**** The data ****

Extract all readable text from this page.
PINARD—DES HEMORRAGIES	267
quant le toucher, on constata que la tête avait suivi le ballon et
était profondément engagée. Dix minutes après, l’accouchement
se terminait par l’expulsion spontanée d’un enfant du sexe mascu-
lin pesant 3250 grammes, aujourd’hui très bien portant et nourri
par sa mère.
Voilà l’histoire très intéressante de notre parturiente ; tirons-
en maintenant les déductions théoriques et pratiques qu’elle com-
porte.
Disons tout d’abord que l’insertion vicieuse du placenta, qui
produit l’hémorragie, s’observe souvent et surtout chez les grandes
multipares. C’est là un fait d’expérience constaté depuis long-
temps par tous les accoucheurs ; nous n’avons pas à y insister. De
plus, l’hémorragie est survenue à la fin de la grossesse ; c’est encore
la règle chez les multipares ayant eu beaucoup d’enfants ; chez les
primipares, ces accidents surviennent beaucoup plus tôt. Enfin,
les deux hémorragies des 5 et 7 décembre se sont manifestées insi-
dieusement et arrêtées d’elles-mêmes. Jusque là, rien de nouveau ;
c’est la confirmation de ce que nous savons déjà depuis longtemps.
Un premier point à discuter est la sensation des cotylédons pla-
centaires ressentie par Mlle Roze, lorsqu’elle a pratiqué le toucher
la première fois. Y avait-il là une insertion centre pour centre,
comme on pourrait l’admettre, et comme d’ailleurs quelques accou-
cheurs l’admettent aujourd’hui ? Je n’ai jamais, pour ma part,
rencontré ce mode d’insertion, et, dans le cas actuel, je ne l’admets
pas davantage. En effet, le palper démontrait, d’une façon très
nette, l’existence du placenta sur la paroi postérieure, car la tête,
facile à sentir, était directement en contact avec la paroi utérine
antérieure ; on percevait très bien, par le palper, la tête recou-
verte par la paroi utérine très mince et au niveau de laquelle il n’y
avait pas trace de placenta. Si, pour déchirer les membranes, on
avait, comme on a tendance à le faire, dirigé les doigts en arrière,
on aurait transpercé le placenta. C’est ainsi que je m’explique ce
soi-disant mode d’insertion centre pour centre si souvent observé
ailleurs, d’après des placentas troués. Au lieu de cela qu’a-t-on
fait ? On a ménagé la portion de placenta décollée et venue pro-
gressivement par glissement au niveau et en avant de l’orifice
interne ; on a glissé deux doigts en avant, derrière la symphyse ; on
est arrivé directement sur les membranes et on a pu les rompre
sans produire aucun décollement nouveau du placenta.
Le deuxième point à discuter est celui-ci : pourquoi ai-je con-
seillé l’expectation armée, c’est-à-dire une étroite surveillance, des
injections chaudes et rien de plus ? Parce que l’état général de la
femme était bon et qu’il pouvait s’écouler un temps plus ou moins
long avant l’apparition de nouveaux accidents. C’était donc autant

****

» **What the exercise asks**: Extract each line holding the word "toucher" from the records.

» **Worked solution**:
quant le toucher, on constata que la tête avait suivi le ballon et
centaires ressentie par Mlle Roze, lorsqu’elle a pratiqué le toucher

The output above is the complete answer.